• EXCERPTED RECORDS:
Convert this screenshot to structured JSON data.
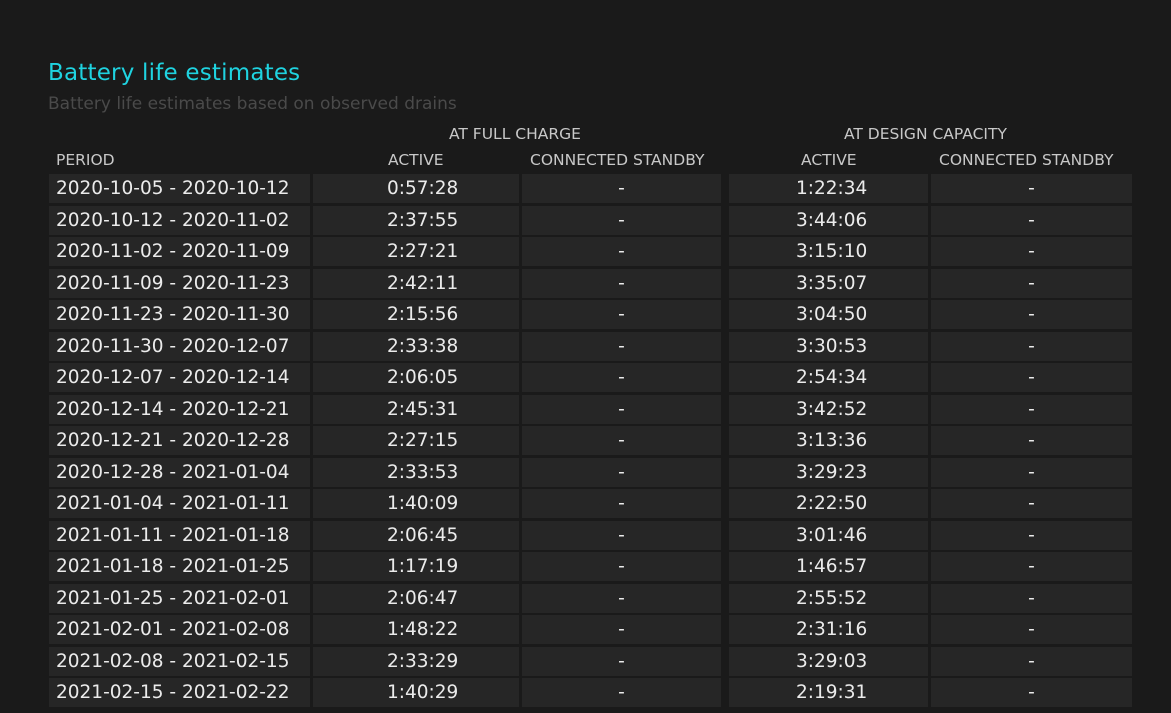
{
  "header": {
    "title": "Battery life estimates",
    "subtitle": "Battery life estimates based on observed drains"
  },
  "table": {
    "groups": {
      "full_charge": "AT FULL CHARGE",
      "design_capacity": "AT DESIGN CAPACITY"
    },
    "columns": {
      "period": "PERIOD",
      "full_active": "ACTIVE",
      "full_standby": "CONNECTED STANDBY",
      "design_active": "ACTIVE",
      "design_standby": "CONNECTED STANDBY"
    },
    "rows": [
      {
        "period": "2020-10-05 - 2020-10-12",
        "full_active": "0:57:28",
        "full_standby": "-",
        "design_active": "1:22:34",
        "design_standby": "-"
      },
      {
        "period": "2020-10-12 - 2020-11-02",
        "full_active": "2:37:55",
        "full_standby": "-",
        "design_active": "3:44:06",
        "design_standby": "-"
      },
      {
        "period": "2020-11-02 - 2020-11-09",
        "full_active": "2:27:21",
        "full_standby": "-",
        "design_active": "3:15:10",
        "design_standby": "-"
      },
      {
        "period": "2020-11-09 - 2020-11-23",
        "full_active": "2:42:11",
        "full_standby": "-",
        "design_active": "3:35:07",
        "design_standby": "-"
      },
      {
        "period": "2020-11-23 - 2020-11-30",
        "full_active": "2:15:56",
        "full_standby": "-",
        "design_active": "3:04:50",
        "design_standby": "-"
      },
      {
        "period": "2020-11-30 - 2020-12-07",
        "full_active": "2:33:38",
        "full_standby": "-",
        "design_active": "3:30:53",
        "design_standby": "-"
      },
      {
        "period": "2020-12-07 - 2020-12-14",
        "full_active": "2:06:05",
        "full_standby": "-",
        "design_active": "2:54:34",
        "design_standby": "-"
      },
      {
        "period": "2020-12-14 - 2020-12-21",
        "full_active": "2:45:31",
        "full_standby": "-",
        "design_active": "3:42:52",
        "design_standby": "-"
      },
      {
        "period": "2020-12-21 - 2020-12-28",
        "full_active": "2:27:15",
        "full_standby": "-",
        "design_active": "3:13:36",
        "design_standby": "-"
      },
      {
        "period": "2020-12-28 - 2021-01-04",
        "full_active": "2:33:53",
        "full_standby": "-",
        "design_active": "3:29:23",
        "design_standby": "-"
      },
      {
        "period": "2021-01-04 - 2021-01-11",
        "full_active": "1:40:09",
        "full_standby": "-",
        "design_active": "2:22:50",
        "design_standby": "-"
      },
      {
        "period": "2021-01-11 - 2021-01-18",
        "full_active": "2:06:45",
        "full_standby": "-",
        "design_active": "3:01:46",
        "design_standby": "-"
      },
      {
        "period": "2021-01-18 - 2021-01-25",
        "full_active": "1:17:19",
        "full_standby": "-",
        "design_active": "1:46:57",
        "design_standby": "-"
      },
      {
        "period": "2021-01-25 - 2021-02-01",
        "full_active": "2:06:47",
        "full_standby": "-",
        "design_active": "2:55:52",
        "design_standby": "-"
      },
      {
        "period": "2021-02-01 - 2021-02-08",
        "full_active": "1:48:22",
        "full_standby": "-",
        "design_active": "2:31:16",
        "design_standby": "-"
      },
      {
        "period": "2021-02-08 - 2021-02-15",
        "full_active": "2:33:29",
        "full_standby": "-",
        "design_active": "3:29:03",
        "design_standby": "-"
      },
      {
        "period": "2021-02-15 - 2021-02-22",
        "full_active": "1:40:29",
        "full_standby": "-",
        "design_active": "2:19:31",
        "design_standby": "-"
      }
    ]
  }
}
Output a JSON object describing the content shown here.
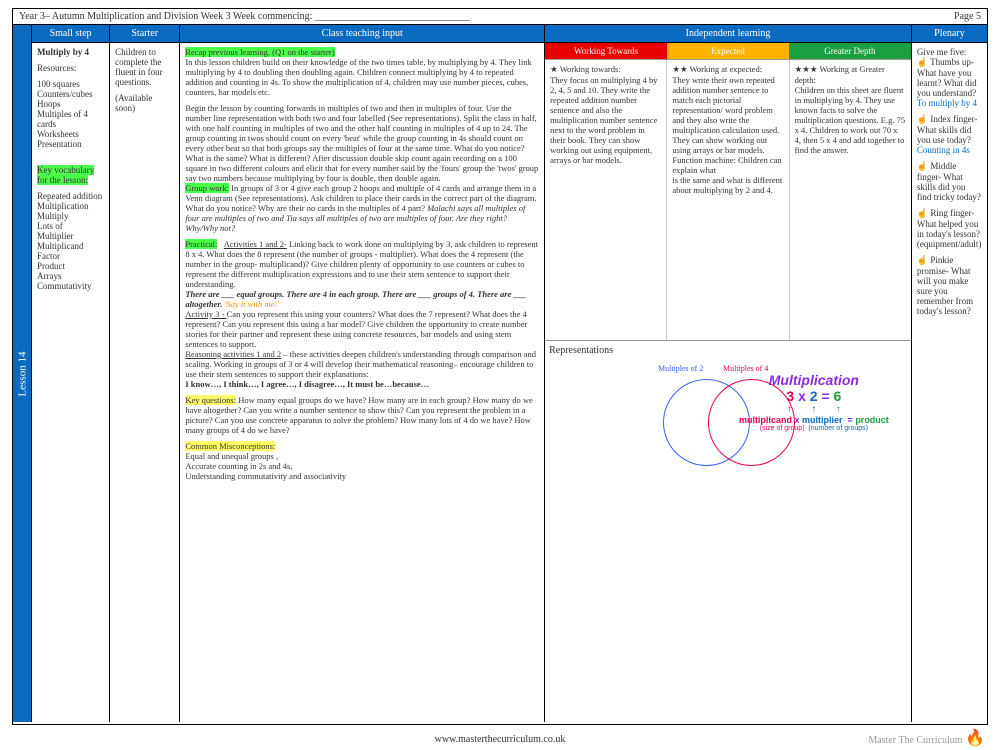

• TASK DETAILS:
From the listing above, find the number of lines with the word "JSON" in them. Answer with the number only.

• EXERCISE OUTPUT:
2